:: Short exercise ::
Search the material below for the string "temperature" and list each line that holds it.

:: Records shown ::

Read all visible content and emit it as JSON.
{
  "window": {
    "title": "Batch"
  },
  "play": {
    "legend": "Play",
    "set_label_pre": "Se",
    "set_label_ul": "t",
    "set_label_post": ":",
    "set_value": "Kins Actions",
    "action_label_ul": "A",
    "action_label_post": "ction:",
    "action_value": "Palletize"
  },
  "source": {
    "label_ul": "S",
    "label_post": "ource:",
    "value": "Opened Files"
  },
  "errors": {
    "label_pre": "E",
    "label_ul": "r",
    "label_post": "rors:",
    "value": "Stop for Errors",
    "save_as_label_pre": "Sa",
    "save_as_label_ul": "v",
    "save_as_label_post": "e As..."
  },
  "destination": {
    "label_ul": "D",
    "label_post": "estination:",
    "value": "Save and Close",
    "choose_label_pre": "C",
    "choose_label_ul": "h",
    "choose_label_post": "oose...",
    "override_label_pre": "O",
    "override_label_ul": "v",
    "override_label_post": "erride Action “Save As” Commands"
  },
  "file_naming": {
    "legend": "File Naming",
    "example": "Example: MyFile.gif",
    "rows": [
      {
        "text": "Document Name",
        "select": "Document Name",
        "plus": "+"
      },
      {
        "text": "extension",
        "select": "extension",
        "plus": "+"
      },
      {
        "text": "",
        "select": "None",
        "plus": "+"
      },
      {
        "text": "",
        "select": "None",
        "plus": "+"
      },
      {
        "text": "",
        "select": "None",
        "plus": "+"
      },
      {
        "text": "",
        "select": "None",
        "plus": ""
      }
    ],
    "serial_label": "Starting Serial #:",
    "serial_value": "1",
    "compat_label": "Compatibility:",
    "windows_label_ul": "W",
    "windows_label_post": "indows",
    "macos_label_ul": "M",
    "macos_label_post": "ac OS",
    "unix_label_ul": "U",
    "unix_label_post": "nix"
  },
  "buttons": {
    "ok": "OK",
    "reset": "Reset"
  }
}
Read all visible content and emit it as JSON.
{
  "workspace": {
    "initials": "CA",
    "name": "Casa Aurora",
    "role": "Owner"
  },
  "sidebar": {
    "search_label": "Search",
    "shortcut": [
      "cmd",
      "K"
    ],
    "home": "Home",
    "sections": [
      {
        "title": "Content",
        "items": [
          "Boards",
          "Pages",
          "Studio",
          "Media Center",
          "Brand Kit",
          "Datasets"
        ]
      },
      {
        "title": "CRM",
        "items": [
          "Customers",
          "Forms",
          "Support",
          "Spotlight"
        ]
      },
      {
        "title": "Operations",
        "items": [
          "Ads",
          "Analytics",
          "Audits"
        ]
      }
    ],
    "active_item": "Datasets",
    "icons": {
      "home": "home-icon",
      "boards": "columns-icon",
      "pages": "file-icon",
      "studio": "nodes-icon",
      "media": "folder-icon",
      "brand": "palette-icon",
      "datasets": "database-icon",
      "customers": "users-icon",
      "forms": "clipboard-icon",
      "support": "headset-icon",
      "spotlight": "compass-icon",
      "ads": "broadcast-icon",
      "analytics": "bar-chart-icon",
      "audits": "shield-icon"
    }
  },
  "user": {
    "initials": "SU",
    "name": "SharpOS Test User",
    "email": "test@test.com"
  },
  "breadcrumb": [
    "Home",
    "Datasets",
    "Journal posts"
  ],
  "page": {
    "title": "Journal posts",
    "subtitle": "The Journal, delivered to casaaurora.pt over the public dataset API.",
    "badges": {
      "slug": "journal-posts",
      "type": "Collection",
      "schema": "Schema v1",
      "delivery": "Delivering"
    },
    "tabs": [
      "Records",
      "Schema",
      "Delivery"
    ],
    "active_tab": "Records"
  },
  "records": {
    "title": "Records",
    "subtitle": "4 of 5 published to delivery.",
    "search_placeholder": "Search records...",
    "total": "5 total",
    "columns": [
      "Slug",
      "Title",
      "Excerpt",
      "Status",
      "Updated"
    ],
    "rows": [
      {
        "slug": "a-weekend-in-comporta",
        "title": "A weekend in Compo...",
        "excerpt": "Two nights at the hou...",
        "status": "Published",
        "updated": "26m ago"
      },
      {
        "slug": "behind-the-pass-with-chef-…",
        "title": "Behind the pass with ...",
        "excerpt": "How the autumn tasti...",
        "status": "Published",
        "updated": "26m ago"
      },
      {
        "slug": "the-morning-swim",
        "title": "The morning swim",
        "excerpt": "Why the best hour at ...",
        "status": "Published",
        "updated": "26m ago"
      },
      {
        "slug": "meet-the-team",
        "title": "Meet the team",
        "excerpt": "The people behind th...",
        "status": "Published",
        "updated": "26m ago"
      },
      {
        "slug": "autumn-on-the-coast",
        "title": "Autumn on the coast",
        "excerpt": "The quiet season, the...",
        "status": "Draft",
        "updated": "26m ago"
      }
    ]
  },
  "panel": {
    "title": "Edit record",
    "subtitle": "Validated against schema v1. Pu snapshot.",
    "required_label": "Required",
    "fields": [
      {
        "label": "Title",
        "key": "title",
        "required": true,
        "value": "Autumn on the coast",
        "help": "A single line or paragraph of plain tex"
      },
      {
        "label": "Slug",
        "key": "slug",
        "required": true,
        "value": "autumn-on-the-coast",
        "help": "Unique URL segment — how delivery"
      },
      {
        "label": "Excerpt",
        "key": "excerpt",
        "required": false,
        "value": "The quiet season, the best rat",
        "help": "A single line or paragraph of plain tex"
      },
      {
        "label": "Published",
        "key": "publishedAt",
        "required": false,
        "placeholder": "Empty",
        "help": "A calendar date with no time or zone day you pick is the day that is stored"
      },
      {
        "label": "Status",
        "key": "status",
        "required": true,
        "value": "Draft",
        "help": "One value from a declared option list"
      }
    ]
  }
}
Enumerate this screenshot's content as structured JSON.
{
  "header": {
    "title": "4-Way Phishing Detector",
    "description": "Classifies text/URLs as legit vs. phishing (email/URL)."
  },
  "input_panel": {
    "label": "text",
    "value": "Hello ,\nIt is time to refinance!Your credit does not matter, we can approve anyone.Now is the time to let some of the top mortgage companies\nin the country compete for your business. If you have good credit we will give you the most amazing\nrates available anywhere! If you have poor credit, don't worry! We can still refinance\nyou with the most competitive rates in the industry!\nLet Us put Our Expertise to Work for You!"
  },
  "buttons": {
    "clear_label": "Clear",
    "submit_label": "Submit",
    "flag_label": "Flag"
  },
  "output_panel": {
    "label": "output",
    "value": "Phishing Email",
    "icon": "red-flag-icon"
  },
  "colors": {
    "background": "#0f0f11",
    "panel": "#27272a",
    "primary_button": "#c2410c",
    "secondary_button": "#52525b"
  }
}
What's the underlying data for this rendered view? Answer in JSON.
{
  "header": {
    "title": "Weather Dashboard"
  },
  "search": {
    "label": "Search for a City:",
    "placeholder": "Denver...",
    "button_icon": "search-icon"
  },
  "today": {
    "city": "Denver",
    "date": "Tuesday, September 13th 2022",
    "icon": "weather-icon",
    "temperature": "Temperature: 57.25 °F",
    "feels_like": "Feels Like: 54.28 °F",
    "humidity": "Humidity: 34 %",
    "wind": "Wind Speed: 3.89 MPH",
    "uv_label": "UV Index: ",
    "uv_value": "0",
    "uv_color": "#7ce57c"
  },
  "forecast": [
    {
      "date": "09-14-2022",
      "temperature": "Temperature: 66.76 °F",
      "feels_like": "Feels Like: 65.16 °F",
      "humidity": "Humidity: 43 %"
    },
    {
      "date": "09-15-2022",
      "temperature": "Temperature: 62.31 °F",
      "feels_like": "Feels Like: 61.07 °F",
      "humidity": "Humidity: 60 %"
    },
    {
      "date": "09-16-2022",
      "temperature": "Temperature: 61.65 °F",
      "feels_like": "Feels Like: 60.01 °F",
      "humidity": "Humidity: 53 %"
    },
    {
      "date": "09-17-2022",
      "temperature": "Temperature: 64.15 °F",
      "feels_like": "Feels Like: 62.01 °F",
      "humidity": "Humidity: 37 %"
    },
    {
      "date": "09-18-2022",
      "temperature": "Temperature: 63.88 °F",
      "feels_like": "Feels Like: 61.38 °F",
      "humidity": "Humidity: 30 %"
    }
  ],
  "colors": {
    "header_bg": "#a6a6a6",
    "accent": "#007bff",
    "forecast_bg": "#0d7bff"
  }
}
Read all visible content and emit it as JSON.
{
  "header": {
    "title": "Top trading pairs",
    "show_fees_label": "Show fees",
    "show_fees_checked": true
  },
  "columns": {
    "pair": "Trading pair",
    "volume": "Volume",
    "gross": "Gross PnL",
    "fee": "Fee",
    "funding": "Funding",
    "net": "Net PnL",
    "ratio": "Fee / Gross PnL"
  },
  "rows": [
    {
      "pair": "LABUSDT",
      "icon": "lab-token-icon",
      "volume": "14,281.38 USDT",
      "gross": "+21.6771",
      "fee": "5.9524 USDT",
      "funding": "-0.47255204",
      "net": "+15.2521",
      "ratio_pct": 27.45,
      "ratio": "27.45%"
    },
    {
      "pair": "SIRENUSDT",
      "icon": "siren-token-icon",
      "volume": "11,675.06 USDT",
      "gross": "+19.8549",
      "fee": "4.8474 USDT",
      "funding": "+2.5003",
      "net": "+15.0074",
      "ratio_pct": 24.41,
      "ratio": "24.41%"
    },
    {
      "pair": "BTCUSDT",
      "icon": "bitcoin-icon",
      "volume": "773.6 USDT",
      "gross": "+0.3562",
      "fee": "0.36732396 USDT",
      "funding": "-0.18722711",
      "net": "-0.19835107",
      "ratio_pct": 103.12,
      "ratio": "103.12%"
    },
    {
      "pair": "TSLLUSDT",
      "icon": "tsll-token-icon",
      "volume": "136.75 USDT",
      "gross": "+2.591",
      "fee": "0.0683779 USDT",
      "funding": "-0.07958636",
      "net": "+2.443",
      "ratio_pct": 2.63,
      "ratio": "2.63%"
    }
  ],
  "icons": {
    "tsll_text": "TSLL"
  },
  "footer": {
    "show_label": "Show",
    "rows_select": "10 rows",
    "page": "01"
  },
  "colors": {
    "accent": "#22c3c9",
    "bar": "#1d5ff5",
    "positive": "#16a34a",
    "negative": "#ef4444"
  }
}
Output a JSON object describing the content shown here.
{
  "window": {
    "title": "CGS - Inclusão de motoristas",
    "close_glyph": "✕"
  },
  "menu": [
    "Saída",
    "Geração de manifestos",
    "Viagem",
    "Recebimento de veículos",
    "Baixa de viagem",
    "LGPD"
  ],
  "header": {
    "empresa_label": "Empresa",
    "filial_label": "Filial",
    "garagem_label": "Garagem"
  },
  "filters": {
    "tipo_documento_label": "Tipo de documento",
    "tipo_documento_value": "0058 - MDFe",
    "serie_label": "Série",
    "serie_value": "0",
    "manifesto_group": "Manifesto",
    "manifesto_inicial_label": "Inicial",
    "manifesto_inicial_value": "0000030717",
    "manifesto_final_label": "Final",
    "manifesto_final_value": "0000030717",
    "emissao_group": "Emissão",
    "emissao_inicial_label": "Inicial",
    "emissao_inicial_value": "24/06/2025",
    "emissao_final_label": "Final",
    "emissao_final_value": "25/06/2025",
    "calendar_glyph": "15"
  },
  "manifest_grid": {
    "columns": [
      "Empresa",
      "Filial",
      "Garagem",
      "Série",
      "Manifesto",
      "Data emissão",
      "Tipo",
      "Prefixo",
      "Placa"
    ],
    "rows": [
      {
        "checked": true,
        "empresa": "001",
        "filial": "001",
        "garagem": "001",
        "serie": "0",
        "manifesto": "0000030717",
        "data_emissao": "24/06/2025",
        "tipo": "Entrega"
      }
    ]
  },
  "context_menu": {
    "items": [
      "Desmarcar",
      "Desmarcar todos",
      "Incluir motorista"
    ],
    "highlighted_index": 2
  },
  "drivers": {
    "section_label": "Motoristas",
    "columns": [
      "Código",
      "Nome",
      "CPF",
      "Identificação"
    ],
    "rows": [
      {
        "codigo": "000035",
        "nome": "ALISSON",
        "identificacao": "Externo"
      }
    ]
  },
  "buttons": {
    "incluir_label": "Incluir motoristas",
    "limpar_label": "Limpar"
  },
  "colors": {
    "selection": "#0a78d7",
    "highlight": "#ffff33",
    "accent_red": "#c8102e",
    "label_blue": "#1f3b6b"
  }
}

:: Full solution ::
    "temperature": "Temperature: 57.25 °F",
      "temperature": "Temperature: 66.76 °F",
      "temperature": "Temperature: 62.31 °F",
      "temperature": "Temperature: 61.65 °F",
      "temperature": "Temperature: 64.15 °F",
      "temperature": "Temperature: 63.88 °F",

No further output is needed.